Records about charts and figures
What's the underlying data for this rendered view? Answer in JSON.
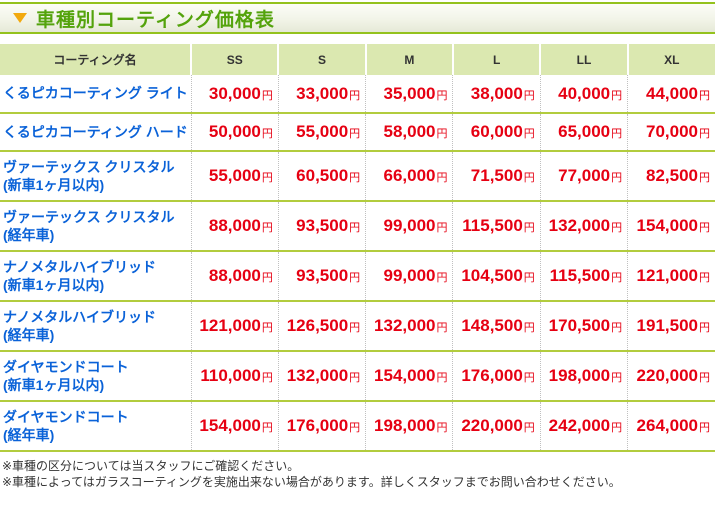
{
  "page_title": "車種別コーティング価格表",
  "title_icon": "triangle-down-icon",
  "colors": {
    "title_green": "#54a30c",
    "bar_border_green": "#94c21d",
    "header_cell_green": "#dbe8b0",
    "row_line_green": "#b2cc3e",
    "name_blue": "#0a62d8",
    "price_red": "#e60012",
    "triangle_orange": "#f2a90d"
  },
  "table": {
    "name_header": "コーティング名",
    "size_headers": [
      "SS",
      "S",
      "M",
      "L",
      "LL",
      "XL"
    ],
    "yen_suffix": "円",
    "rows": [
      {
        "name": "くるピカコーティング ライト",
        "sub": "",
        "prices": [
          "30,000",
          "33,000",
          "35,000",
          "38,000",
          "40,000",
          "44,000"
        ]
      },
      {
        "name": "くるピカコーティング ハード",
        "sub": "",
        "prices": [
          "50,000",
          "55,000",
          "58,000",
          "60,000",
          "65,000",
          "70,000"
        ]
      },
      {
        "name": "ヴァーテックス クリスタル",
        "sub": "(新車1ヶ月以内)",
        "prices": [
          "55,000",
          "60,500",
          "66,000",
          "71,500",
          "77,000",
          "82,500"
        ]
      },
      {
        "name": "ヴァーテックス クリスタル",
        "sub": "(経年車)",
        "prices": [
          "88,000",
          "93,500",
          "99,000",
          "115,500",
          "132,000",
          "154,000"
        ]
      },
      {
        "name": "ナノメタルハイブリッド",
        "sub": "(新車1ヶ月以内)",
        "prices": [
          "88,000",
          "93,500",
          "99,000",
          "104,500",
          "115,500",
          "121,000"
        ]
      },
      {
        "name": "ナノメタルハイブリッド",
        "sub": "(経年車)",
        "prices": [
          "121,000",
          "126,500",
          "132,000",
          "148,500",
          "170,500",
          "191,500"
        ]
      },
      {
        "name": "ダイヤモンドコート",
        "sub": "(新車1ヶ月以内)",
        "prices": [
          "110,000",
          "132,000",
          "154,000",
          "176,000",
          "198,000",
          "220,000"
        ]
      },
      {
        "name": "ダイヤモンドコート",
        "sub": "(経年車)",
        "prices": [
          "154,000",
          "176,000",
          "198,000",
          "220,000",
          "242,000",
          "264,000"
        ]
      }
    ]
  },
  "notes": [
    "※車種の区分については当スタッフにご確認ください。",
    "※車種によってはガラスコーティングを実施出来ない場合があります。詳しくスタッフまでお問い合わせください。"
  ]
}
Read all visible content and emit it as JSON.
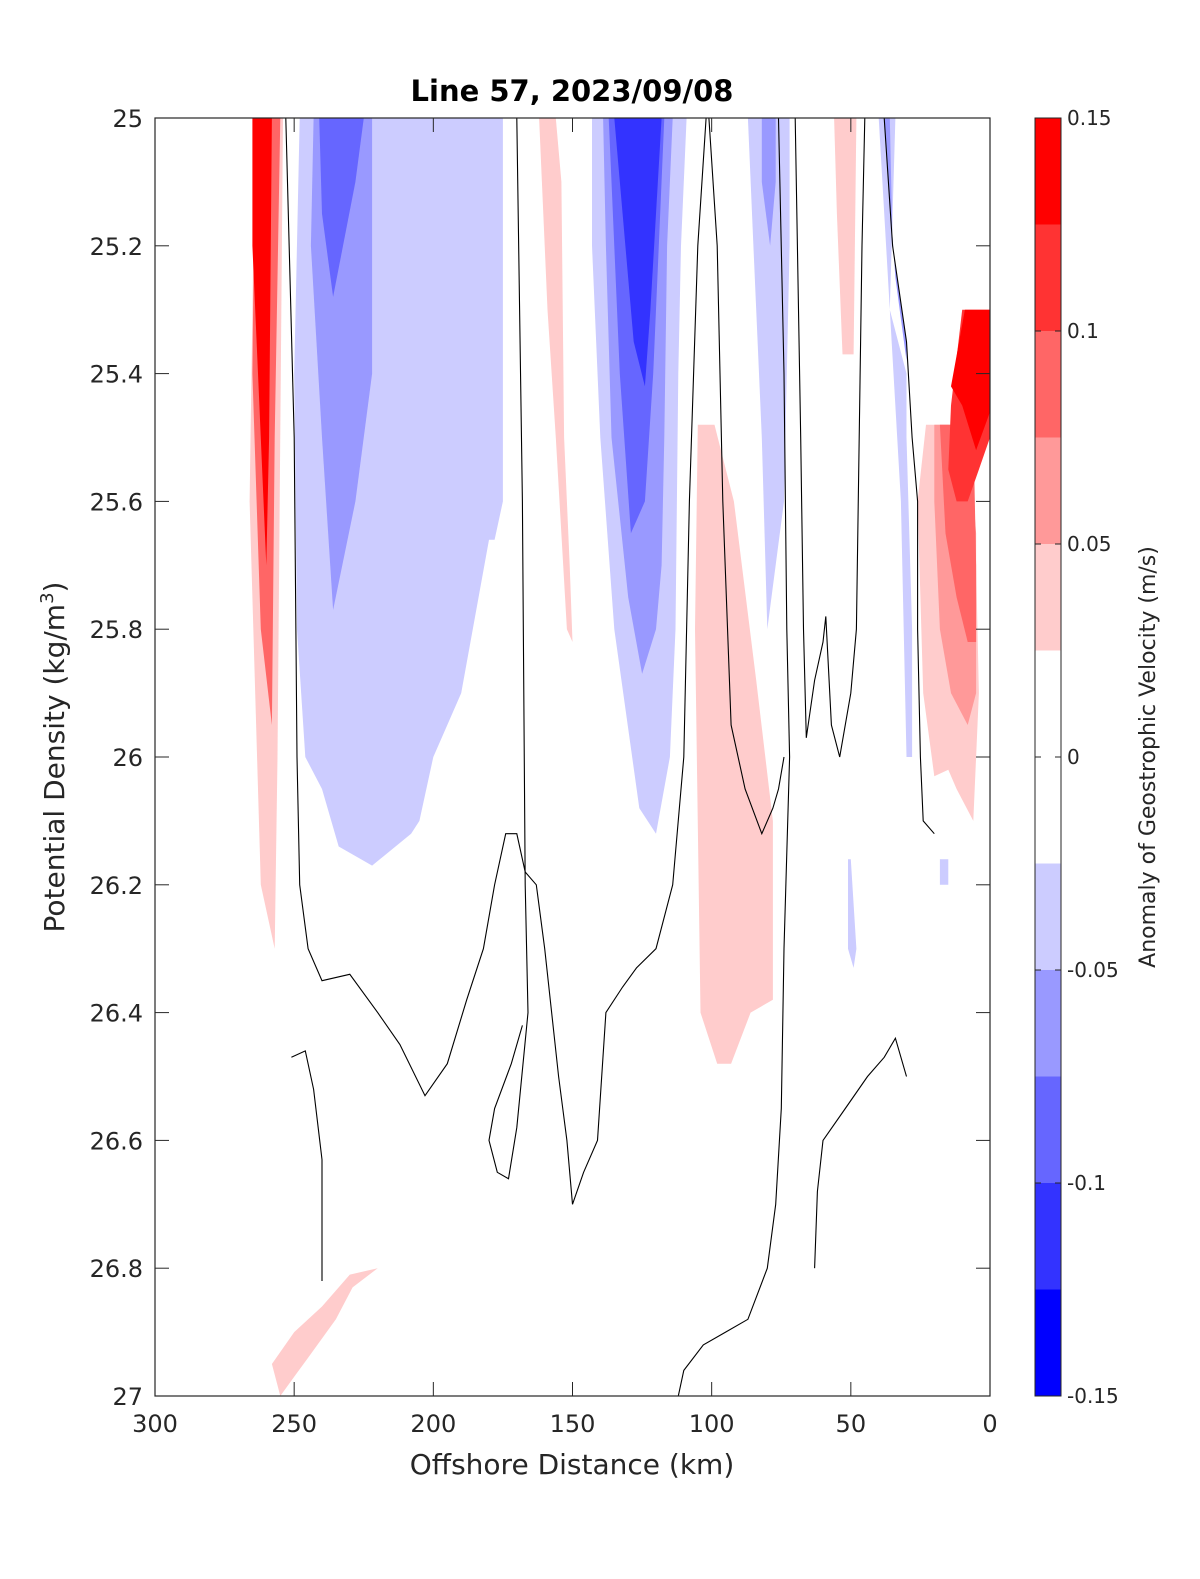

- WHAT TO DO:
Give every line back word for word and leave the pictures out.

- EXERCISE SOLUTION:
What's the underlying data for this rendered view? Answer in JSON.
{
  "page_title": "車種別コーティング価格表",
  "title_icon": "triangle-down-icon",
  "colors": {
    "title_green": "#54a30c",
    "bar_border_green": "#94c21d",
    "header_cell_green": "#dbe8b0",
    "row_line_green": "#b2cc3e",
    "name_blue": "#0a62d8",
    "price_red": "#e60012",
    "triangle_orange": "#f2a90d"
  },
  "table": {
    "name_header": "コーティング名",
    "size_headers": [
      "SS",
      "S",
      "M",
      "L",
      "LL",
      "XL"
    ],
    "yen_suffix": "円",
    "rows": [
      {
        "name": "くるピカコーティング ライト",
        "sub": "",
        "prices": [
          "30,000",
          "33,000",
          "35,000",
          "38,000",
          "40,000",
          "44,000"
        ]
      },
      {
        "name": "くるピカコーティング ハード",
        "sub": "",
        "prices": [
          "50,000",
          "55,000",
          "58,000",
          "60,000",
          "65,000",
          "70,000"
        ]
      },
      {
        "name": "ヴァーテックス クリスタル",
        "sub": "(新車1ヶ月以内)",
        "prices": [
          "55,000",
          "60,500",
          "66,000",
          "71,500",
          "77,000",
          "82,500"
        ]
      },
      {
        "name": "ヴァーテックス クリスタル",
        "sub": "(経年車)",
        "prices": [
          "88,000",
          "93,500",
          "99,000",
          "115,500",
          "132,000",
          "154,000"
        ]
      },
      {
        "name": "ナノメタルハイブリッド",
        "sub": "(新車1ヶ月以内)",
        "prices": [
          "88,000",
          "93,500",
          "99,000",
          "104,500",
          "115,500",
          "121,000"
        ]
      },
      {
        "name": "ナノメタルハイブリッド",
        "sub": "(経年車)",
        "prices": [
          "121,000",
          "126,500",
          "132,000",
          "148,500",
          "170,500",
          "191,500"
        ]
      },
      {
        "name": "ダイヤモンドコート",
        "sub": "(新車1ヶ月以内)",
        "prices": [
          "110,000",
          "132,000",
          "154,000",
          "176,000",
          "198,000",
          "220,000"
        ]
      },
      {
        "name": "ダイヤモンドコート",
        "sub": "(経年車)",
        "prices": [
          "154,000",
          "176,000",
          "198,000",
          "220,000",
          "242,000",
          "264,000"
        ]
      }
    ]
  },
  "notes": [
    "※車種の区分については当スタッフにご確認ください。",
    "※車種によってはガラスコーティングを実施出来ない場合があります。詳しくスタッフまでお問い合わせください。"
  ]
}
Read all visible content and emit it as JSON.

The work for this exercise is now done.